■ Tarea a realizar ■
Según el texto sobre qué significa ser persona, ¿es fija la distinción entre personas y no personas?

■ Pasaje de origen ■
#####

Tampoco es persona un niño de siete años que no quiere aprender a leer y que, por más que yo trate de explicárselo, no se aviene a entender que es preciso que aprenda. Podrá darme sus motivos en virtud de los cuales considera preferible no aprender a leer, pero serán sin duda motivos absurdos, pues el niño no es consciente de las repercusiones que tiene su decisión. Ante tal situación, no me queda más opción que decidir yo mismo qué hago con él. Por supuesto, una opción es que yo decida decirle: "pues si no quieres aprender a leer, no lo hagas", aunque también puedo manipularlo para que cambie de opinión o, más directamente, forzarlo a estudiar. En cualquier caso, sería una ficción decir que he llegado a un acuerdo con el niño: o bien le he dejado hacer lo que ha querido porque yo he querido, o bien me las he arreglado para imponerme a su voluntad (por manipulación o por la fuerza), también porque yo he querido.

El Viernes que intenta matarme a causa de sus prejuicios contra los hombres blancos y que no se aviene a razones tampoco es una persona, pues no me deja opción a tratarlo de forma diferente a como trataría a una fiera salvaje. Tal vez, si consiguiera eludir su ataque sin matarlo, podría hacerlo entrar en razón y lograr que se comportara como persona, pero en principio no actúa como una persona.

En todos estos ejemplos falla el primer requisito para ser una persona. Conviene aclarar algo que ya hemos podido observar en el último ejemplo: la distinción entre personas y no personas no es fija, sino que un mismo ser puede comportarse como persona en unas circunstancias y no hacerlo en otras. El niño que no comprende la importancia de aprender a leer puede estar en condiciones de comportarse de un modo totalmente racional en otras circunstancias que no superen su capacidad de análisis, el Viernes furibundo puede pasar a comportarse como persona si se le fuerza a dialogar, etc.

#####

■ Ítems almacenados ■
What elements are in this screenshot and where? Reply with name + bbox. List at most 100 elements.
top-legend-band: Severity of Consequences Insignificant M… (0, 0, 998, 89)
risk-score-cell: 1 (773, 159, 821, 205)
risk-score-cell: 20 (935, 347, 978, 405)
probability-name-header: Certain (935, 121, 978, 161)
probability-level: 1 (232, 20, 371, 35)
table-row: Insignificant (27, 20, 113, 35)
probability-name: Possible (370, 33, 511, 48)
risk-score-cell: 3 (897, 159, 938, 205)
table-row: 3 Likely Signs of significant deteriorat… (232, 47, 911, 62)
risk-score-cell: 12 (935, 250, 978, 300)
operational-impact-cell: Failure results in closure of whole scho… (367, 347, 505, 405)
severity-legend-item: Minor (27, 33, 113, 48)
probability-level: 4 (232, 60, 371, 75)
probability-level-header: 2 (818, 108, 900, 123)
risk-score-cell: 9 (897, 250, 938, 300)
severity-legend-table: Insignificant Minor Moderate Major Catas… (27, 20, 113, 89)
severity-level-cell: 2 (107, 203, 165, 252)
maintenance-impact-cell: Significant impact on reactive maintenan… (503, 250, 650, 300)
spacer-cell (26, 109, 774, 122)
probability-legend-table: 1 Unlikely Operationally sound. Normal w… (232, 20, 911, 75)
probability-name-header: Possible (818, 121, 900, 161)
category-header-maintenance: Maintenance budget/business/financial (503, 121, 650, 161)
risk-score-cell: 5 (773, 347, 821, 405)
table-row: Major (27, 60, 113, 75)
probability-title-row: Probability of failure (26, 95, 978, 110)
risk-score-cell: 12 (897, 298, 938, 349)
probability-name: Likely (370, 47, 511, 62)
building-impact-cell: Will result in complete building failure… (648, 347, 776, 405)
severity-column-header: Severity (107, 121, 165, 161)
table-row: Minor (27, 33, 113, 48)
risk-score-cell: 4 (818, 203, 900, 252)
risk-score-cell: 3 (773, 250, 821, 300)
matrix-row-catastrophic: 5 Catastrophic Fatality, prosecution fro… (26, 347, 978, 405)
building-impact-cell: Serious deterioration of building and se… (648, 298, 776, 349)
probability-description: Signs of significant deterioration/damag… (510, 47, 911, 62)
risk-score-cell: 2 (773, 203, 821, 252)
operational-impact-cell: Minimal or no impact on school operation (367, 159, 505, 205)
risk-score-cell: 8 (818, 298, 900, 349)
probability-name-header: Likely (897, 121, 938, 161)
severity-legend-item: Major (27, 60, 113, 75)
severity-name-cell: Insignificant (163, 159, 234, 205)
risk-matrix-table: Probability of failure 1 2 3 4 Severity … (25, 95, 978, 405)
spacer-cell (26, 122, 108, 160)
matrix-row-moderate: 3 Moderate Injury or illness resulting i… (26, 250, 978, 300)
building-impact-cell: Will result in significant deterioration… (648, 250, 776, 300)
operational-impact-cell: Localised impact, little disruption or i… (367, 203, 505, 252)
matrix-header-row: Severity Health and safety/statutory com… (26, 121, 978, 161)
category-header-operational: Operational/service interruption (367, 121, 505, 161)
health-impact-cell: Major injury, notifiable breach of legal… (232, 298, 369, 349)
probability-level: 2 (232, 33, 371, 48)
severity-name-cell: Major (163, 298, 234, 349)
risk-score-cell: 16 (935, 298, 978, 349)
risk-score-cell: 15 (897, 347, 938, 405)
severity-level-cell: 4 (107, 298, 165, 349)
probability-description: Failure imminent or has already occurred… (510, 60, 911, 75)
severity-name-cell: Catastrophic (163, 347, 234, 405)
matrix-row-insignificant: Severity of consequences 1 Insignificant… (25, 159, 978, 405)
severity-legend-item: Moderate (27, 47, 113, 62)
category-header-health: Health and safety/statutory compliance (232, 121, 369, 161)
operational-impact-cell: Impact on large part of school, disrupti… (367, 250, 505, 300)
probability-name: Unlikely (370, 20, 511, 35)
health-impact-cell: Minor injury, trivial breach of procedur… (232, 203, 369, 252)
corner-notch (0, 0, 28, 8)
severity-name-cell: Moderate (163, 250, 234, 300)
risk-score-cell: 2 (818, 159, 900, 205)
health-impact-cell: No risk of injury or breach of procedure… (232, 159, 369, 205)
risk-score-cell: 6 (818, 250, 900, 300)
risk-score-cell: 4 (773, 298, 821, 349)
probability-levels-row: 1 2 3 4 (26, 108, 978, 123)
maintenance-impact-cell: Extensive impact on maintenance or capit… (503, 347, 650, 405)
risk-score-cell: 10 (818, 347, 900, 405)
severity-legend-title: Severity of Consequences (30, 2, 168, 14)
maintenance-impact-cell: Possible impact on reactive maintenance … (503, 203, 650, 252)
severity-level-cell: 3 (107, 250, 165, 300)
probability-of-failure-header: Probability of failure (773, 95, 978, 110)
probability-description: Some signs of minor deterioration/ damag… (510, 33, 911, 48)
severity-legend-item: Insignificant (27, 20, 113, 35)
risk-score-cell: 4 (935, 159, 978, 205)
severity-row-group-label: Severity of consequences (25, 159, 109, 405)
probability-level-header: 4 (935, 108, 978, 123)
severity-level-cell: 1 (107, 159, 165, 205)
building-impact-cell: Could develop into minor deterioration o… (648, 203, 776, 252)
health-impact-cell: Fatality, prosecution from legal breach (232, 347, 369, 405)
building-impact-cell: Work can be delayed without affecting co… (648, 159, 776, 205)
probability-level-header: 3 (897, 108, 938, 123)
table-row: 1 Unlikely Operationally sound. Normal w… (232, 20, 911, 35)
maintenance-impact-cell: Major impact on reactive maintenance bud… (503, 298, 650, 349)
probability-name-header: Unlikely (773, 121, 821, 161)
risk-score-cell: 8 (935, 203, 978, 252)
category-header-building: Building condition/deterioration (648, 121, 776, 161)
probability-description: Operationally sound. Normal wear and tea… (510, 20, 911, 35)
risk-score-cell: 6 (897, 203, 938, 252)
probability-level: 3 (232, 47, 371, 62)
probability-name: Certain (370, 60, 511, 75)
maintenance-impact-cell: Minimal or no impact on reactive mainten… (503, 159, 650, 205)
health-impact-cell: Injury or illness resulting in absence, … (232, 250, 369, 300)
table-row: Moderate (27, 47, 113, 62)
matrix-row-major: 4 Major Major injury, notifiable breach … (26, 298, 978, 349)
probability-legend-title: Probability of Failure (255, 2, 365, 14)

#####

■ Resultado del ejercicio ■
No, porque un mismo ser puede comportarse como persona en unas circunstancias y no hacerlo en otras.